• DESCRIPTION OF THE TASK
What lines of the data hold the string "Thomas"? Pull each one out.

☆ ☆ ☆ ☆ ☆ ☆ ☆

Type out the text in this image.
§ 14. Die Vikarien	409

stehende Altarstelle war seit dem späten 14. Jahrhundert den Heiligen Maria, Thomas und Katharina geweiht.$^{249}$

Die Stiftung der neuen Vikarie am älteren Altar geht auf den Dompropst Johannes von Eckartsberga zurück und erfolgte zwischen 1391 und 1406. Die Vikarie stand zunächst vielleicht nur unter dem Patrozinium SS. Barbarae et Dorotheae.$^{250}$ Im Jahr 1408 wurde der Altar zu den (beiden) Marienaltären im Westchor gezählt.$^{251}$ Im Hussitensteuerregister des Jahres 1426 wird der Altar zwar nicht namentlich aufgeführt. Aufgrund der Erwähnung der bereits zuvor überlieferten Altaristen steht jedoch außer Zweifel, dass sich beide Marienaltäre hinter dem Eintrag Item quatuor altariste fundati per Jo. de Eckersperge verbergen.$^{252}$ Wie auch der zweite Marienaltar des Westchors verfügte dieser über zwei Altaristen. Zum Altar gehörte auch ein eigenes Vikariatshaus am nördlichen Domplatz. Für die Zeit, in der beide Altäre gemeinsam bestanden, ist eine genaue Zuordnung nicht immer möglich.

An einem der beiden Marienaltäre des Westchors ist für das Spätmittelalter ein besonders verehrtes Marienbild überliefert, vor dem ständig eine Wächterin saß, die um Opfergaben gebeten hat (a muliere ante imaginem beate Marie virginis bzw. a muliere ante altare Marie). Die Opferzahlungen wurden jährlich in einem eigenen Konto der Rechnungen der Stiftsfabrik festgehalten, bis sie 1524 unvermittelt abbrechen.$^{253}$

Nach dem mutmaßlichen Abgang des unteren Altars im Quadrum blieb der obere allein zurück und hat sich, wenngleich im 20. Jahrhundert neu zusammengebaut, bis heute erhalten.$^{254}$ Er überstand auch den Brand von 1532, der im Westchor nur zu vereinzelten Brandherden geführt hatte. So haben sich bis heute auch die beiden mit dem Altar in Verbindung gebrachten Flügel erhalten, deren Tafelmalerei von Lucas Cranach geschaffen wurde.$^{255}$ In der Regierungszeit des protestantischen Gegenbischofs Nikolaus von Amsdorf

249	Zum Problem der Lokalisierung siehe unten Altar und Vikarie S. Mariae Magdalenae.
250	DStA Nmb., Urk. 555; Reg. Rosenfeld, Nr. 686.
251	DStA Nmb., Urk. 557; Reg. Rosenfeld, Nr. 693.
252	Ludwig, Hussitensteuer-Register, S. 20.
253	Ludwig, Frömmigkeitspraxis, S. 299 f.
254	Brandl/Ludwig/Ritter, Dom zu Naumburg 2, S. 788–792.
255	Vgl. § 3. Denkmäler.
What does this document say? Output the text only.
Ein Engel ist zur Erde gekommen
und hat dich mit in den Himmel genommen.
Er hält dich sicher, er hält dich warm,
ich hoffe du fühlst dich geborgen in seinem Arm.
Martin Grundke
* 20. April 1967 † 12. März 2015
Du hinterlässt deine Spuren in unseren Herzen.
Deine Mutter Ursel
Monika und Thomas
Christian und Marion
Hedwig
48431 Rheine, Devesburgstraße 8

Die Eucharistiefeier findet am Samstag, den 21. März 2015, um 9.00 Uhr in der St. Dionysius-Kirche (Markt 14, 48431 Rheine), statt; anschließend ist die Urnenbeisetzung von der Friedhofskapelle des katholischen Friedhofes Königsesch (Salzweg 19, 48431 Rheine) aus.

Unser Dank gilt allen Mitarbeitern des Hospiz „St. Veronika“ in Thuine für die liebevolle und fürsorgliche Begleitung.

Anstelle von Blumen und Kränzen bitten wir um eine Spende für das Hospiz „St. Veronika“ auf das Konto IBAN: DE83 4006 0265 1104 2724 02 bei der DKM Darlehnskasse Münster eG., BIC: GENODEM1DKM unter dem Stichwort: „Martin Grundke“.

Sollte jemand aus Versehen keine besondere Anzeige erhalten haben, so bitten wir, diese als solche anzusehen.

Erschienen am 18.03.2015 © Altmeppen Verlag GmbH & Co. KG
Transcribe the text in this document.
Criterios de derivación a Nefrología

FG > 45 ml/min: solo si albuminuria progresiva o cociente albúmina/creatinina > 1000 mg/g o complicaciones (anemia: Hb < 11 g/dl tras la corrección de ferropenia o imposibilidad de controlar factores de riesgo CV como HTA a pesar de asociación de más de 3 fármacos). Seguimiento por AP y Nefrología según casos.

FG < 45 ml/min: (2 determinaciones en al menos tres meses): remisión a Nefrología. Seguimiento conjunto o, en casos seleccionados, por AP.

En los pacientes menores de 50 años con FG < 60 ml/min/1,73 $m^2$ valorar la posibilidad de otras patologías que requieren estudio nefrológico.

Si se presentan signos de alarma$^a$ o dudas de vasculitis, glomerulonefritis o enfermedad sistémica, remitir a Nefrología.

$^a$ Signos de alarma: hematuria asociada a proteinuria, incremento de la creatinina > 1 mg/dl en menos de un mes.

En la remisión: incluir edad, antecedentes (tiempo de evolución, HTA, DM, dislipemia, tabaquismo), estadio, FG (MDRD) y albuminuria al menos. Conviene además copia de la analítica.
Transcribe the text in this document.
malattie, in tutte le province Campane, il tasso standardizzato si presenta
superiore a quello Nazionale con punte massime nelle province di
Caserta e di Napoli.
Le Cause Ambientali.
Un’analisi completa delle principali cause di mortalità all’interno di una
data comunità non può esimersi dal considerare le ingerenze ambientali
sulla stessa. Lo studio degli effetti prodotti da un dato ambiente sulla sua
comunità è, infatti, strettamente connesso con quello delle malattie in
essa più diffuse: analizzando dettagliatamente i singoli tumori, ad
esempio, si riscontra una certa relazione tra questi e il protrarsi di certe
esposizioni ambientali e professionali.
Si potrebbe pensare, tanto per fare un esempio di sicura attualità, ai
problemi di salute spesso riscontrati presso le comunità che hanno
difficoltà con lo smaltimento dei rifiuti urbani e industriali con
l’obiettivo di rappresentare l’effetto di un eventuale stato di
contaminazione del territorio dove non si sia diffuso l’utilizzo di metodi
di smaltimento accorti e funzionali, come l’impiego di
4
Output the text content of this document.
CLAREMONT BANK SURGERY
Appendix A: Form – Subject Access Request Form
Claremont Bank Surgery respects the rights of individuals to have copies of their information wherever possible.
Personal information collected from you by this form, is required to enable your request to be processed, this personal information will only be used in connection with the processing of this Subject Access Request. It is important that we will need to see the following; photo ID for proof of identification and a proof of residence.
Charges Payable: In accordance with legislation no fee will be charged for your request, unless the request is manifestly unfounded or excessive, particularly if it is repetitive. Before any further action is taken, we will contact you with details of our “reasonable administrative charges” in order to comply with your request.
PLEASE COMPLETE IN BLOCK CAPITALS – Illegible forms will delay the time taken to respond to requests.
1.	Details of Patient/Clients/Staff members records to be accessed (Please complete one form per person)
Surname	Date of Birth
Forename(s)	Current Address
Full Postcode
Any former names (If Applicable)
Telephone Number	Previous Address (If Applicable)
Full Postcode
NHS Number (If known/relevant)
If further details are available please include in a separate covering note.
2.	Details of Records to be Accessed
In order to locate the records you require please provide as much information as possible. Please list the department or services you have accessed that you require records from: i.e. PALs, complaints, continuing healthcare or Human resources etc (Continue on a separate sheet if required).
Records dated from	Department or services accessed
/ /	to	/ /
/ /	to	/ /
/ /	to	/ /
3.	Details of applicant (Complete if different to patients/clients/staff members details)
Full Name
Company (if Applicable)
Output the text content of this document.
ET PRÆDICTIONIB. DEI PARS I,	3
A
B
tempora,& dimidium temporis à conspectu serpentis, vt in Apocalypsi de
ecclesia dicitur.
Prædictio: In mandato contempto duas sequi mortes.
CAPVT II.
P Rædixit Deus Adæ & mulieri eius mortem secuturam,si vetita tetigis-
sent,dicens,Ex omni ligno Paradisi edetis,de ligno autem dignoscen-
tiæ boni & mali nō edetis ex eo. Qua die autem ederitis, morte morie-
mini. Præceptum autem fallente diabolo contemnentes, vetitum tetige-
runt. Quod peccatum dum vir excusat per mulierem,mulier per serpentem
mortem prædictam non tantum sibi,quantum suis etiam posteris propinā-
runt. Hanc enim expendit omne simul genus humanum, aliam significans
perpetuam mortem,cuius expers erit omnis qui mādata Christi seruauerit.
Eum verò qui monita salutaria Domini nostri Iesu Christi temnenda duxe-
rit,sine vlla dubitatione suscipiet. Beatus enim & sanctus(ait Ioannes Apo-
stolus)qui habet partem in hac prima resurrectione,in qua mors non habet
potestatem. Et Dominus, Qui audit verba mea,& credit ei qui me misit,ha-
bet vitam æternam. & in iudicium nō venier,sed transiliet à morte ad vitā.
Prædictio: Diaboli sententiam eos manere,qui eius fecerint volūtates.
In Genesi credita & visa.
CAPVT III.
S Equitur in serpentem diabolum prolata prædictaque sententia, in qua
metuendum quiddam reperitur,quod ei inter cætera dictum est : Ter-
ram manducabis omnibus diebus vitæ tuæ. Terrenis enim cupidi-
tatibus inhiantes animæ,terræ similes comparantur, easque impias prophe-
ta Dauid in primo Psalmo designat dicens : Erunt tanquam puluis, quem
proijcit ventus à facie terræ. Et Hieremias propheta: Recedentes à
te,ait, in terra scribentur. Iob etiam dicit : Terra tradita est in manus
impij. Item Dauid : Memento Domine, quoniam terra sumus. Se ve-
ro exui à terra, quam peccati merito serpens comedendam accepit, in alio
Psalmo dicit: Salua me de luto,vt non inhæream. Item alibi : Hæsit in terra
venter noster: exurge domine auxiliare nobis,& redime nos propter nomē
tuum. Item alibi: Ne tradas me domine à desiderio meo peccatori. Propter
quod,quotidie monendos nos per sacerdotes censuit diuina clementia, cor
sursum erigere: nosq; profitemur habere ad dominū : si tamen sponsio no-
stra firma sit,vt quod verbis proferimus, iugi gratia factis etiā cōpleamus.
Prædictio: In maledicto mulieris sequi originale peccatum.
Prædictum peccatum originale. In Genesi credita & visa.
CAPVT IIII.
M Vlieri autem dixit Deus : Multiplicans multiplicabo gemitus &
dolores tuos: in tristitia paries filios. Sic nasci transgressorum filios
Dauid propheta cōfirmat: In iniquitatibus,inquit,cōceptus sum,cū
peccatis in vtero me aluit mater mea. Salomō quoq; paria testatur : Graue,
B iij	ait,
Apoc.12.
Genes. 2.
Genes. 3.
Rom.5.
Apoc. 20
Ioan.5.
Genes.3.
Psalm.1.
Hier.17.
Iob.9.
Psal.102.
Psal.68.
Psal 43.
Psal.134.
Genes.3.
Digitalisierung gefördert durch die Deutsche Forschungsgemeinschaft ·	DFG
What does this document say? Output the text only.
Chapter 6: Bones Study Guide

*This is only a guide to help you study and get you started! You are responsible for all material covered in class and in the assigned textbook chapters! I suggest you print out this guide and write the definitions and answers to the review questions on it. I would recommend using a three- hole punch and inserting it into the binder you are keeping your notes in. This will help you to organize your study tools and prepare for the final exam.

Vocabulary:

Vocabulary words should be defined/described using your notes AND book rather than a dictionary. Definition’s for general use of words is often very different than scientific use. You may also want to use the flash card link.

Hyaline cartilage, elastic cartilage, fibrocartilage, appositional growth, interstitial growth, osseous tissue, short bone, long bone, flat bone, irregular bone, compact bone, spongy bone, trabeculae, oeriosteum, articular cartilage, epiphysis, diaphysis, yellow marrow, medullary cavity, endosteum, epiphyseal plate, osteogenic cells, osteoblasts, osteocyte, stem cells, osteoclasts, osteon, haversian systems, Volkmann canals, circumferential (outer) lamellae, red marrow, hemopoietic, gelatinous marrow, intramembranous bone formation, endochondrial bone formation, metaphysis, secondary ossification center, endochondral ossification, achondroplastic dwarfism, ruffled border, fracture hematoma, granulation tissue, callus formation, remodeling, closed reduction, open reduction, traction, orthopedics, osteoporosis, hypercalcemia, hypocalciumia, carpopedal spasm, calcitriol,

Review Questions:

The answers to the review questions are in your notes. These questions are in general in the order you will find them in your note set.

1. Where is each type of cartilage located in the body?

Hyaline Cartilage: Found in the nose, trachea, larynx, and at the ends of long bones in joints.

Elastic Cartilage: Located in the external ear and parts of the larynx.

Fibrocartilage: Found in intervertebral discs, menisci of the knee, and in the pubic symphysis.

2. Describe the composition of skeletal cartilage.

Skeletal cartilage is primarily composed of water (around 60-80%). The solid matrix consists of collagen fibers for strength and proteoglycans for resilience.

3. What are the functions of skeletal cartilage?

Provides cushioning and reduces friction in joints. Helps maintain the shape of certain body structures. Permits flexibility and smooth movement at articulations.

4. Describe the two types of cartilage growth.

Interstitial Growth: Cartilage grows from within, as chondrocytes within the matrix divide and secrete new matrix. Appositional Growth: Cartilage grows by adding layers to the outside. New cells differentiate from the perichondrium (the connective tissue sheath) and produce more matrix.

☆ ☆ ☆ ☆ ☆ ☆ ☆

• THE ANSWER
stehende Altarstelle war seit dem späten 14. Jahrhundert den Heiligen Maria, Thomas und Katharina geweiht.$^{249}$
Monika und Thomas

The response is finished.